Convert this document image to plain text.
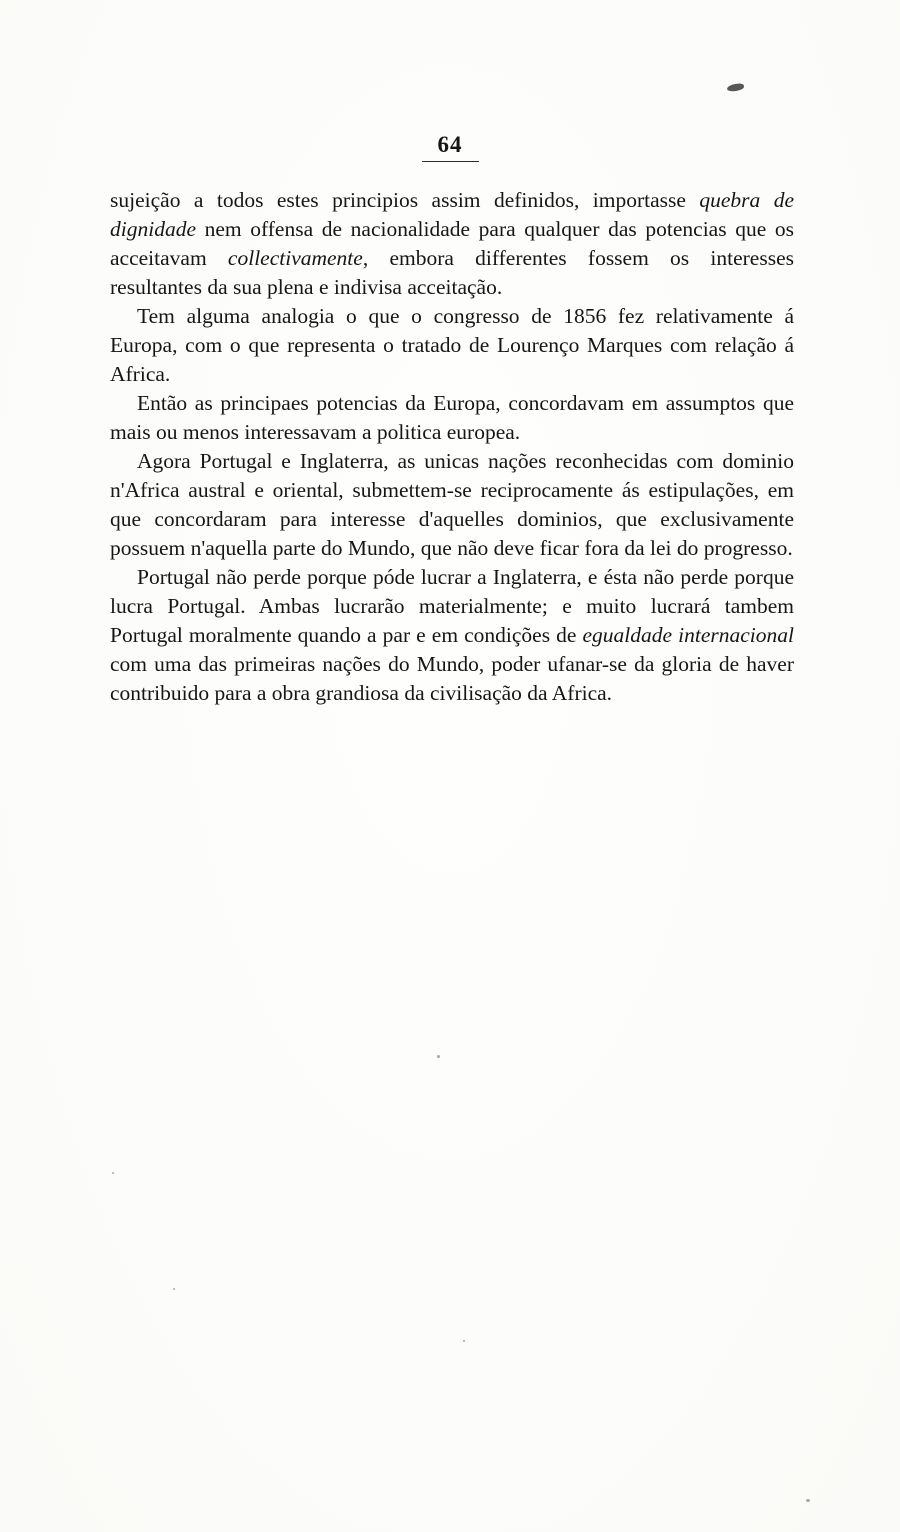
64

sujeição a todos estes principios assim definidos, importasse quebra de dignidade nem offensa de nacionalidade para qualquer das potencias que os acceitavam collectivamente, embora differentes fossem os interesses resultantes da sua plena e indivisa acceitação.

Tem alguma analogia o que o congresso de 1856 fez relativamente á Europa, com o que representa o tratado de Lourenço Marques com relação á Africa.

Então as principaes potencias da Europa, concordavam em assumptos que mais ou menos interessavam a politica europea.

Agora Portugal e Inglaterra, as unicas nações reconhecidas com dominio n'Africa austral e oriental, submettem-se reciprocamente ás estipulações, em que concordaram para interesse d'aquelles dominios, que exclusivamente possuem n'aquella parte do Mundo, que não deve ficar fora da lei do progresso.

Portugal não perde porque póde lucrar a Inglaterra, e ésta não perde porque lucra Portugal. Ambas lucrarão materialmente; e muito lucrará tambem Portugal moralmente quando a par e em condições de egualdade internacional com uma das primeiras nações do Mundo, poder ufanar-se da gloria de haver contribuido para a obra grandiosa da civilisação da Africa.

» WHAT THE TASK ASKS: Where a line of the records above holds the word "Europa", copy that line.

» EXPECTED ANSWER:
Tem alguma analogia o que o congresso de 1856 fez relativamente á Europa, com o que representa o tratado de Lourenço Marques com relação á Africa.
Então as principaes potencias da Europa, concordavam em assumptos que mais ou menos interessavam a politica europea.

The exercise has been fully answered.